:: Data lines ::

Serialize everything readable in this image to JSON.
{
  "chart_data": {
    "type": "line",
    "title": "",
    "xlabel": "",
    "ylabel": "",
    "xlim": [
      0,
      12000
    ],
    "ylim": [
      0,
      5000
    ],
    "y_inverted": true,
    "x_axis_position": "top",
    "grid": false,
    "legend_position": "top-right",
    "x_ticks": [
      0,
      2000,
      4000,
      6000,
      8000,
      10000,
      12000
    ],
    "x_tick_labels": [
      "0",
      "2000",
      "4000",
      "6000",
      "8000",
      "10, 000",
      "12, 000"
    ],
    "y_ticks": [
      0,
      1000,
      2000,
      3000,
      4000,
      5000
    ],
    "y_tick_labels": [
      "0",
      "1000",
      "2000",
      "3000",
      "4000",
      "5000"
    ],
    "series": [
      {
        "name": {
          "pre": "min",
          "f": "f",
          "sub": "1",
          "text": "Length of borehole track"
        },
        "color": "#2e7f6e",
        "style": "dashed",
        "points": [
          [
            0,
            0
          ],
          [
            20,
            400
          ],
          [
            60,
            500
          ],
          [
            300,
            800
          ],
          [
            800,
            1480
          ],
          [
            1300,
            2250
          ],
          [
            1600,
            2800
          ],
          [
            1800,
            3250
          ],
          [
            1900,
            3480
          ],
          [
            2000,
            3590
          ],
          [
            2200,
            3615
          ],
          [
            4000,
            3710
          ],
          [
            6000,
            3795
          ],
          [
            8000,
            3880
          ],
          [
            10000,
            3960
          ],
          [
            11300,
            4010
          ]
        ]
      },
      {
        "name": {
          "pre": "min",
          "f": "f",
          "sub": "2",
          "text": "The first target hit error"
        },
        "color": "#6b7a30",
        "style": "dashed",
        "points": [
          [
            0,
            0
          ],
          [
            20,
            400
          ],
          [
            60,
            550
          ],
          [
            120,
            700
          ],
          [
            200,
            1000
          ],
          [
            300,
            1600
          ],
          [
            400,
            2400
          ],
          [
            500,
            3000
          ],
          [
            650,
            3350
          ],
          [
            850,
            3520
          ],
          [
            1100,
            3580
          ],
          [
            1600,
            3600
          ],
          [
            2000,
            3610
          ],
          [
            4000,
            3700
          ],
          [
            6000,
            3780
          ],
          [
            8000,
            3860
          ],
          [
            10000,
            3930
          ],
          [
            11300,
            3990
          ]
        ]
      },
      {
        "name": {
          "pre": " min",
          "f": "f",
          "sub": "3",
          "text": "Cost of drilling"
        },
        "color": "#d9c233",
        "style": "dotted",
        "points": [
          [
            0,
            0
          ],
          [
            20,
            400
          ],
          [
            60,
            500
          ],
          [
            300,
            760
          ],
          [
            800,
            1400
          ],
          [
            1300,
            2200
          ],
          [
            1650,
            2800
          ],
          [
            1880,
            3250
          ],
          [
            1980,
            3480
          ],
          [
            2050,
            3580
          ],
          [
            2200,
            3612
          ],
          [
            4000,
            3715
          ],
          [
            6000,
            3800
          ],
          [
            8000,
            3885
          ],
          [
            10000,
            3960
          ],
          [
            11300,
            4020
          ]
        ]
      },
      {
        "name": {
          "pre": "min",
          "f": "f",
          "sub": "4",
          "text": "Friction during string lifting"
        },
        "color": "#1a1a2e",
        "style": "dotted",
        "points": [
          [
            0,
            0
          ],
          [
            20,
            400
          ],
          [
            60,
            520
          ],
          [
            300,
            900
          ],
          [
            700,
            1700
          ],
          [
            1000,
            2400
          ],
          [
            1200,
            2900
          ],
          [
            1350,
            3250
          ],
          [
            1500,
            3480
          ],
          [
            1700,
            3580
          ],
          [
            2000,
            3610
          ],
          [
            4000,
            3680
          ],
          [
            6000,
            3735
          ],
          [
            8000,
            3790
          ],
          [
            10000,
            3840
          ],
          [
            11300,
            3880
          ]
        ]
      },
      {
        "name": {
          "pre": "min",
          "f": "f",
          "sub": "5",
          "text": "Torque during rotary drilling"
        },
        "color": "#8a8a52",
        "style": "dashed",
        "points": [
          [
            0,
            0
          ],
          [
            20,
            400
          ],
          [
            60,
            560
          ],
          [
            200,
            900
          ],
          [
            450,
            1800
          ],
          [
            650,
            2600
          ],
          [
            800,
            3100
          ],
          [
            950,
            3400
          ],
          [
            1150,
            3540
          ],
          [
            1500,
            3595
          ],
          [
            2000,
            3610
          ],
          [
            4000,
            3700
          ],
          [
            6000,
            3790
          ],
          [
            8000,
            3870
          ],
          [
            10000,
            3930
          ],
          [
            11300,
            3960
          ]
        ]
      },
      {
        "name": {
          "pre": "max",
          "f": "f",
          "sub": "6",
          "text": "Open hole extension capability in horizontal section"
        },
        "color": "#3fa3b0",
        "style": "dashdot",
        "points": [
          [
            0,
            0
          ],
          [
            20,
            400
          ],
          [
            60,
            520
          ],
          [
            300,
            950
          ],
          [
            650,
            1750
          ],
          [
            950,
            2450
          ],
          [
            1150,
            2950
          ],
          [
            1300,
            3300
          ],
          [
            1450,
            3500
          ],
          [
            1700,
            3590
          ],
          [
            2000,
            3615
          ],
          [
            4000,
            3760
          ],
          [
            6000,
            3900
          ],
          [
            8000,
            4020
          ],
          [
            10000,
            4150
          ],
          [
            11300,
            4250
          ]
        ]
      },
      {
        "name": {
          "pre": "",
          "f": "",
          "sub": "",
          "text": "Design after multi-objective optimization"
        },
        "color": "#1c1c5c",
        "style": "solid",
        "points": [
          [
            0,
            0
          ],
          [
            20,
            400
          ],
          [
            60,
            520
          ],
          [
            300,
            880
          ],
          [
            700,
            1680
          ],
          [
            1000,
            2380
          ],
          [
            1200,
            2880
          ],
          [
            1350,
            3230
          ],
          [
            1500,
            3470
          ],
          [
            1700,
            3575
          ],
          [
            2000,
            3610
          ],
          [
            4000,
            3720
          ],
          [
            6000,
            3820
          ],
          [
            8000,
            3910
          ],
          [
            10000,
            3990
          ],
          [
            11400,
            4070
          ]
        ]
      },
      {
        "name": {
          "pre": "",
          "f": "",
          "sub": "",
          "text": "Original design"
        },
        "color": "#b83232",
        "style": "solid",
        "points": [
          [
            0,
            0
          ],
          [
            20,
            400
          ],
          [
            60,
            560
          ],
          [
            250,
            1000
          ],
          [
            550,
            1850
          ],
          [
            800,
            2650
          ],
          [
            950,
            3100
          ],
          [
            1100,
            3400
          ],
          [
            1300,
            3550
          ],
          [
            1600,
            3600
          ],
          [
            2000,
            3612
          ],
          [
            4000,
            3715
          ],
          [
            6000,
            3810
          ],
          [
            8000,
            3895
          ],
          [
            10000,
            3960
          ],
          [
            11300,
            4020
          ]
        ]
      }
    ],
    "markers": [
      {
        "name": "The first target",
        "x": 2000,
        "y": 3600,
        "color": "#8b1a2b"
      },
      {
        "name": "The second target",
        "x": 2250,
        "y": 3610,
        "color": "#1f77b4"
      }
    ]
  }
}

:::

> What you have to do:
Return all of the data word for word.

> Exercise output:
Serialize everything readable in this image to JSON.
{
  "chart_data": {
    "type": "line",
    "title": "",
    "xlabel": "",
    "ylabel": "",
    "xlim": [
      0,
      12000
    ],
    "ylim": [
      0,
      5000
    ],
    "y_inverted": true,
    "x_axis_position": "top",
    "grid": false,
    "legend_position": "top-right",
    "x_ticks": [
      0,
      2000,
      4000,
      6000,
      8000,
      10000,
      12000
    ],
    "x_tick_labels": [
      "0",
      "2000",
      "4000",
      "6000",
      "8000",
      "10, 000",
      "12, 000"
    ],
    "y_ticks": [
      0,
      1000,
      2000,
      3000,
      4000,
      5000
    ],
    "y_tick_labels": [
      "0",
      "1000",
      "2000",
      "3000",
      "4000",
      "5000"
    ],
    "series": [
      {
        "name": {
          "pre": "min",
          "f": "f",
          "sub": "1",
          "text": "Length of borehole track"
        },
        "color": "#2e7f6e",
        "style": "dashed",
        "points": [
          [
            0,
            0
          ],
          [
            20,
            400
          ],
          [
            60,
            500
          ],
          [
            300,
            800
          ],
          [
            800,
            1480
          ],
          [
            1300,
            2250
          ],
          [
            1600,
            2800
          ],
          [
            1800,
            3250
          ],
          [
            1900,
            3480
          ],
          [
            2000,
            3590
          ],
          [
            2200,
            3615
          ],
          [
            4000,
            3710
          ],
          [
            6000,
            3795
          ],
          [
            8000,
            3880
          ],
          [
            10000,
            3960
          ],
          [
            11300,
            4010
          ]
        ]
      },
      {
        "name": {
          "pre": "min",
          "f": "f",
          "sub": "2",
          "text": "The first target hit error"
        },
        "color": "#6b7a30",
        "style": "dashed",
        "points": [
          [
            0,
            0
          ],
          [
            20,
            400
          ],
          [
            60,
            550
          ],
          [
            120,
            700
          ],
          [
            200,
            1000
          ],
          [
            300,
            1600
          ],
          [
            400,
            2400
          ],
          [
            500,
            3000
          ],
          [
            650,
            3350
          ],
          [
            850,
            3520
          ],
          [
            1100,
            3580
          ],
          [
            1600,
            3600
          ],
          [
            2000,
            3610
          ],
          [
            4000,
            3700
          ],
          [
            6000,
            3780
          ],
          [
            8000,
            3860
          ],
          [
            10000,
            3930
          ],
          [
            11300,
            3990
          ]
        ]
      },
      {
        "name": {
          "pre": " min",
          "f": "f",
          "sub": "3",
          "text": "Cost of drilling"
        },
        "color": "#d9c233",
        "style": "dotted",
        "points": [
          [
            0,
            0
          ],
          [
            20,
            400
          ],
          [
            60,
            500
          ],
          [
            300,
            760
          ],
          [
            800,
            1400
          ],
          [
            1300,
            2200
          ],
          [
            1650,
            2800
          ],
          [
            1880,
            3250
          ],
          [
            1980,
            3480
          ],
          [
            2050,
            3580
          ],
          [
            2200,
            3612
          ],
          [
            4000,
            3715
          ],
          [
            6000,
            3800
          ],
          [
            8000,
            3885
          ],
          [
            10000,
            3960
          ],
          [
            11300,
            4020
          ]
        ]
      },
      {
        "name": {
          "pre": "min",
          "f": "f",
          "sub": "4",
          "text": "Friction during string lifting"
        },
        "color": "#1a1a2e",
        "style": "dotted",
        "points": [
          [
            0,
            0
          ],
          [
            20,
            400
          ],
          [
            60,
            520
          ],
          [
            300,
            900
          ],
          [
            700,
            1700
          ],
          [
            1000,
            2400
          ],
          [
            1200,
            2900
          ],
          [
            1350,
            3250
          ],
          [
            1500,
            3480
          ],
          [
            1700,
            3580
          ],
          [
            2000,
            3610
          ],
          [
            4000,
            3680
          ],
          [
            6000,
            3735
          ],
          [
            8000,
            3790
          ],
          [
            10000,
            3840
          ],
          [
            11300,
            3880
          ]
        ]
      },
      {
        "name": {
          "pre": "min",
          "f": "f",
          "sub": "5",
          "text": "Torque during rotary drilling"
        },
        "color": "#8a8a52",
        "style": "dashed",
        "points": [
          [
            0,
            0
          ],
          [
            20,
            400
          ],
          [
            60,
            560
          ],
          [
            200,
            900
          ],
          [
            450,
            1800
          ],
          [
            650,
            2600
          ],
          [
            800,
            3100
          ],
          [
            950,
            3400
          ],
          [
            1150,
            3540
          ],
          [
            1500,
            3595
          ],
          [
            2000,
            3610
          ],
          [
            4000,
            3700
          ],
          [
            6000,
            3790
          ],
          [
            8000,
            3870
          ],
          [
            10000,
            3930
          ],
          [
            11300,
            3960
          ]
        ]
      },
      {
        "name": {
          "pre": "max",
          "f": "f",
          "sub": "6",
          "text": "Open hole extension capability in horizontal section"
        },
        "color": "#3fa3b0",
        "style": "dashdot",
        "points": [
          [
            0,
            0
          ],
          [
            20,
            400
          ],
          [
            60,
            520
          ],
          [
            300,
            950
          ],
          [
            650,
            1750
          ],
          [
            950,
            2450
          ],
          [
            1150,
            2950
          ],
          [
            1300,
            3300
          ],
          [
            1450,
            3500
          ],
          [
            1700,
            3590
          ],
          [
            2000,
            3615
          ],
          [
            4000,
            3760
          ],
          [
            6000,
            3900
          ],
          [
            8000,
            4020
          ],
          [
            10000,
            4150
          ],
          [
            11300,
            4250
          ]
        ]
      },
      {
        "name": {
          "pre": "",
          "f": "",
          "sub": "",
          "text": "Design after multi-objective optimization"
        },
        "color": "#1c1c5c",
        "style": "solid",
        "points": [
          [
            0,
            0
          ],
          [
            20,
            400
          ],
          [
            60,
            520
          ],
          [
            300,
            880
          ],
          [
            700,
            1680
          ],
          [
            1000,
            2380
          ],
          [
            1200,
            2880
          ],
          [
            1350,
            3230
          ],
          [
            1500,
            3470
          ],
          [
            1700,
            3575
          ],
          [
            2000,
            3610
          ],
          [
            4000,
            3720
          ],
          [
            6000,
            3820
          ],
          [
            8000,
            3910
          ],
          [
            10000,
            3990
          ],
          [
            11400,
            4070
          ]
        ]
      },
      {
        "name": {
          "pre": "",
          "f": "",
          "sub": "",
          "text": "Original design"
        },
        "color": "#b83232",
        "style": "solid",
        "points": [
          [
            0,
            0
          ],
          [
            20,
            400
          ],
          [
            60,
            560
          ],
          [
            250,
            1000
          ],
          [
            550,
            1850
          ],
          [
            800,
            2650
          ],
          [
            950,
            3100
          ],
          [
            1100,
            3400
          ],
          [
            1300,
            3550
          ],
          [
            1600,
            3600
          ],
          [
            2000,
            3612
          ],
          [
            4000,
            3715
          ],
          [
            6000,
            3810
          ],
          [
            8000,
            3895
          ],
          [
            10000,
            3960
          ],
          [
            11300,
            4020
          ]
        ]
      }
    ],
    "markers": [
      {
        "name": "The first target",
        "x": 2000,
        "y": 3600,
        "color": "#8b1a2b"
      },
      {
        "name": "The second target",
        "x": 2250,
        "y": 3610,
        "color": "#1f77b4"
      }
    ]
  }
}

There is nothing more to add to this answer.